Every record must be repeated exactly, with no omission.

- - - - - - -

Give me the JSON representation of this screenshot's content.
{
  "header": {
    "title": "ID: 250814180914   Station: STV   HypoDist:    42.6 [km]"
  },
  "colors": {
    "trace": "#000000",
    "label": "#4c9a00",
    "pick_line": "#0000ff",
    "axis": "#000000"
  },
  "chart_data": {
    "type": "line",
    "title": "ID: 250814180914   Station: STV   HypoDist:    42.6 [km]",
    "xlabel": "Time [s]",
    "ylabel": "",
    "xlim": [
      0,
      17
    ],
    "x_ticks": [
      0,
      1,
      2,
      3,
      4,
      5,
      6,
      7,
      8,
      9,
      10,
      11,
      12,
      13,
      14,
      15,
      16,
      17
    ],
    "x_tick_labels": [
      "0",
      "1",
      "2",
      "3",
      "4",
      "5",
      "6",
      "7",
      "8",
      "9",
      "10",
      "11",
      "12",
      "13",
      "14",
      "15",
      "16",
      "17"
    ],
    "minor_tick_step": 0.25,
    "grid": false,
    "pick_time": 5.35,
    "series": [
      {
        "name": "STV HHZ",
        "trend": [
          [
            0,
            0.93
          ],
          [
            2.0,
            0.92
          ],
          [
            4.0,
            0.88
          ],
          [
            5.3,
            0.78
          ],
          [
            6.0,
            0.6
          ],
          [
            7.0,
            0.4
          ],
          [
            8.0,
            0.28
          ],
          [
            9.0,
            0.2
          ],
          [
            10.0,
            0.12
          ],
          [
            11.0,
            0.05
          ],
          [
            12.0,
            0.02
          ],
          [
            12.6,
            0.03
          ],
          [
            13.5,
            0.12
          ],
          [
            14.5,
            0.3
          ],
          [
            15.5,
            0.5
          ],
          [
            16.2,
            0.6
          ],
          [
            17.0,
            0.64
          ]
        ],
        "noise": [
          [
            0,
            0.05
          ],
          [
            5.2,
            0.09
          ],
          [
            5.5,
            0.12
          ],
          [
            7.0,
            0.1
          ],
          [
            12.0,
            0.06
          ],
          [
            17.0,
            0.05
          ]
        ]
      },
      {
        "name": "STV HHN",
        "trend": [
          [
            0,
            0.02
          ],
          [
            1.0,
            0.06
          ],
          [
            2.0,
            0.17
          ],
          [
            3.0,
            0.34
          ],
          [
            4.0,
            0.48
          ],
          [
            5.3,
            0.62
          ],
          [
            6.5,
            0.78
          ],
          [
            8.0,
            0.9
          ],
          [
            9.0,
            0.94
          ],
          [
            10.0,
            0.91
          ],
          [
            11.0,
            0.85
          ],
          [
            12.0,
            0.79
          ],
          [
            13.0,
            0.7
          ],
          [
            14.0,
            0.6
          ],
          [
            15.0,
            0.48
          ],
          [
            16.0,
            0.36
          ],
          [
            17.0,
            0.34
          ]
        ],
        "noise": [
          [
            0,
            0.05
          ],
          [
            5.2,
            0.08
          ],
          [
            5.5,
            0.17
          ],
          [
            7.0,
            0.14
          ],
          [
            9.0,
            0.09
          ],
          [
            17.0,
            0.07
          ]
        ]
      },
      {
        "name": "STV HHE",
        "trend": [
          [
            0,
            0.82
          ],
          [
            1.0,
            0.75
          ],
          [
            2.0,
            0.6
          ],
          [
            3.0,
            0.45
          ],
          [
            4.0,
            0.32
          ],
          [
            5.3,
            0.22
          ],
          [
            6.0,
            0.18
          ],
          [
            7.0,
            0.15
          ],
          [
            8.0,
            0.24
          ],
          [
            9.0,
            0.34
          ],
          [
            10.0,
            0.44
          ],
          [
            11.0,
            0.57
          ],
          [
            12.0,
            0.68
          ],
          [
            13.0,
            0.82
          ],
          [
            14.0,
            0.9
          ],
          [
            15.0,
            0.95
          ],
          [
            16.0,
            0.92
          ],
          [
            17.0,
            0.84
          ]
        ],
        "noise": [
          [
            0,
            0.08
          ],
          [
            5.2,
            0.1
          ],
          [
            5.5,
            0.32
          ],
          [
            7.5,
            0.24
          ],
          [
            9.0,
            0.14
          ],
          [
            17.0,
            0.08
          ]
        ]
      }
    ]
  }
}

- - - - - - -

[Correct result]
Give me the JSON representation of this screenshot's content.
{
  "header": {
    "title": "ID: 250814180914   Station: STV   HypoDist:    42.6 [km]"
  },
  "colors": {
    "trace": "#000000",
    "label": "#4c9a00",
    "pick_line": "#0000ff",
    "axis": "#000000"
  },
  "chart_data": {
    "type": "line",
    "title": "ID: 250814180914   Station: STV   HypoDist:    42.6 [km]",
    "xlabel": "Time [s]",
    "ylabel": "",
    "xlim": [
      0,
      17
    ],
    "x_ticks": [
      0,
      1,
      2,
      3,
      4,
      5,
      6,
      7,
      8,
      9,
      10,
      11,
      12,
      13,
      14,
      15,
      16,
      17
    ],
    "x_tick_labels": [
      "0",
      "1",
      "2",
      "3",
      "4",
      "5",
      "6",
      "7",
      "8",
      "9",
      "10",
      "11",
      "12",
      "13",
      "14",
      "15",
      "16",
      "17"
    ],
    "minor_tick_step": 0.25,
    "grid": false,
    "pick_time": 5.35,
    "series": [
      {
        "name": "STV HHZ",
        "trend": [
          [
            0,
            0.93
          ],
          [
            2.0,
            0.92
          ],
          [
            4.0,
            0.88
          ],
          [
            5.3,
            0.78
          ],
          [
            6.0,
            0.6
          ],
          [
            7.0,
            0.4
          ],
          [
            8.0,
            0.28
          ],
          [
            9.0,
            0.2
          ],
          [
            10.0,
            0.12
          ],
          [
            11.0,
            0.05
          ],
          [
            12.0,
            0.02
          ],
          [
            12.6,
            0.03
          ],
          [
            13.5,
            0.12
          ],
          [
            14.5,
            0.3
          ],
          [
            15.5,
            0.5
          ],
          [
            16.2,
            0.6
          ],
          [
            17.0,
            0.64
          ]
        ],
        "noise": [
          [
            0,
            0.05
          ],
          [
            5.2,
            0.09
          ],
          [
            5.5,
            0.12
          ],
          [
            7.0,
            0.1
          ],
          [
            12.0,
            0.06
          ],
          [
            17.0,
            0.05
          ]
        ]
      },
      {
        "name": "STV HHN",
        "trend": [
          [
            0,
            0.02
          ],
          [
            1.0,
            0.06
          ],
          [
            2.0,
            0.17
          ],
          [
            3.0,
            0.34
          ],
          [
            4.0,
            0.48
          ],
          [
            5.3,
            0.62
          ],
          [
            6.5,
            0.78
          ],
          [
            8.0,
            0.9
          ],
          [
            9.0,
            0.94
          ],
          [
            10.0,
            0.91
          ],
          [
            11.0,
            0.85
          ],
          [
            12.0,
            0.79
          ],
          [
            13.0,
            0.7
          ],
          [
            14.0,
            0.6
          ],
          [
            15.0,
            0.48
          ],
          [
            16.0,
            0.36
          ],
          [
            17.0,
            0.34
          ]
        ],
        "noise": [
          [
            0,
            0.05
          ],
          [
            5.2,
            0.08
          ],
          [
            5.5,
            0.17
          ],
          [
            7.0,
            0.14
          ],
          [
            9.0,
            0.09
          ],
          [
            17.0,
            0.07
          ]
        ]
      },
      {
        "name": "STV HHE",
        "trend": [
          [
            0,
            0.82
          ],
          [
            1.0,
            0.75
          ],
          [
            2.0,
            0.6
          ],
          [
            3.0,
            0.45
          ],
          [
            4.0,
            0.32
          ],
          [
            5.3,
            0.22
          ],
          [
            6.0,
            0.18
          ],
          [
            7.0,
            0.15
          ],
          [
            8.0,
            0.24
          ],
          [
            9.0,
            0.34
          ],
          [
            10.0,
            0.44
          ],
          [
            11.0,
            0.57
          ],
          [
            12.0,
            0.68
          ],
          [
            13.0,
            0.82
          ],
          [
            14.0,
            0.9
          ],
          [
            15.0,
            0.95
          ],
          [
            16.0,
            0.92
          ],
          [
            17.0,
            0.84
          ]
        ],
        "noise": [
          [
            0,
            0.08
          ],
          [
            5.2,
            0.1
          ],
          [
            5.5,
            0.32
          ],
          [
            7.5,
            0.24
          ],
          [
            9.0,
            0.14
          ],
          [
            17.0,
            0.08
          ]
        ]
      }
    ]
  }
}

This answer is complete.